_Given exercise_
Every line must be returned precisely as it is written.
☆ ☆ ☆
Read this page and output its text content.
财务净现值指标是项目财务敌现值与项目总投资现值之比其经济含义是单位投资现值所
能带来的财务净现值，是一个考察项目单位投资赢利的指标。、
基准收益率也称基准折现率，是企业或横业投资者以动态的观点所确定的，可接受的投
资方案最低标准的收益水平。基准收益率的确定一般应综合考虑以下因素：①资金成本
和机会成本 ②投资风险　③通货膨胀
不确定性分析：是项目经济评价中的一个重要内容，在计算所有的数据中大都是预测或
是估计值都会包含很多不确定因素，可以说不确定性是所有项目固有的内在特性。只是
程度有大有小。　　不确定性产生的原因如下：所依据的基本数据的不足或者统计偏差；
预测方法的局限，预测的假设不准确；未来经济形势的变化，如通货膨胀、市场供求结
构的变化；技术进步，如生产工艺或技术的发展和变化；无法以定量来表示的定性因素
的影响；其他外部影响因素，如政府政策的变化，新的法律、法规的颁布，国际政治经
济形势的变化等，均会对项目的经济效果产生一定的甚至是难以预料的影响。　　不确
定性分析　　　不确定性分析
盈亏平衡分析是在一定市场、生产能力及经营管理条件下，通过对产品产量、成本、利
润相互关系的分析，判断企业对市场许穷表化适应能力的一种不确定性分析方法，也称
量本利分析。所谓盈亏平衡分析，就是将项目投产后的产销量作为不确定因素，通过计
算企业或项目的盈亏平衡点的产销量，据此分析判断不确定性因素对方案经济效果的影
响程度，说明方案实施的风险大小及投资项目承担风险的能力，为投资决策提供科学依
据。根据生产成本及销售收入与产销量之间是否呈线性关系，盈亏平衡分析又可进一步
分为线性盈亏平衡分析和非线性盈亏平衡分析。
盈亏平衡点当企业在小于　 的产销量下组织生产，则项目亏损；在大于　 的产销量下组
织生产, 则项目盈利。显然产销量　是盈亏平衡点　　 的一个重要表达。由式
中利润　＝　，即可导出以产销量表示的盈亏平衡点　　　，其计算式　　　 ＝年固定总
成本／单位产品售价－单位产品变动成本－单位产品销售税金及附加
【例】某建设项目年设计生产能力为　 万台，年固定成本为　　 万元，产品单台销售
☆ ☆ ☆
_Correct output_
Read this page and output its text content.
财务净现值指标是项目财务敌现值与项目总投资现值之比其经济含义是单位投资现值所
能带来的财务净现值，是一个考察项目单位投资赢利的指标。、
基准收益率也称基准折现率，是企业或横业投资者以动态的观点所确定的，可接受的投
资方案最低标准的收益水平。基准收益率的确定一般应综合考虑以下因素：①资金成本
和机会成本 ②投资风险　③通货膨胀
不确定性分析：是项目经济评价中的一个重要内容，在计算所有的数据中大都是预测或
是估计值都会包含很多不确定因素，可以说不确定性是所有项目固有的内在特性。只是
程度有大有小。　　不确定性产生的原因如下：所依据的基本数据的不足或者统计偏差；
预测方法的局限，预测的假设不准确；未来经济形势的变化，如通货膨胀、市场供求结
构的变化；技术进步，如生产工艺或技术的发展和变化；无法以定量来表示的定性因素
的影响；其他外部影响因素，如政府政策的变化，新的法律、法规的颁布，国际政治经
济形势的变化等，均会对项目的经济效果产生一定的甚至是难以预料的影响。　　不确
定性分析　　　不确定性分析
盈亏平衡分析是在一定市场、生产能力及经营管理条件下，通过对产品产量、成本、利
润相互关系的分析，判断企业对市场许穷表化适应能力的一种不确定性分析方法，也称
量本利分析。所谓盈亏平衡分析，就是将项目投产后的产销量作为不确定因素，通过计
算企业或项目的盈亏平衡点的产销量，据此分析判断不确定性因素对方案经济效果的影
响程度，说明方案实施的风险大小及投资项目承担风险的能力，为投资决策提供科学依
据。根据生产成本及销售收入与产销量之间是否呈线性关系，盈亏平衡分析又可进一步
分为线性盈亏平衡分析和非线性盈亏平衡分析。
盈亏平衡点当企业在小于　 的产销量下组织生产，则项目亏损；在大于　 的产销量下组
织生产, 则项目盈利。显然产销量　是盈亏平衡点　　 的一个重要表达。由式
中利润　＝　，即可导出以产销量表示的盈亏平衡点　　　，其计算式　　　 ＝年固定总
成本／单位产品售价－单位产品变动成本－单位产品销售税金及附加
【例】某建设项目年设计生产能力为　 万台，年固定成本为　　 万元，产品单台销售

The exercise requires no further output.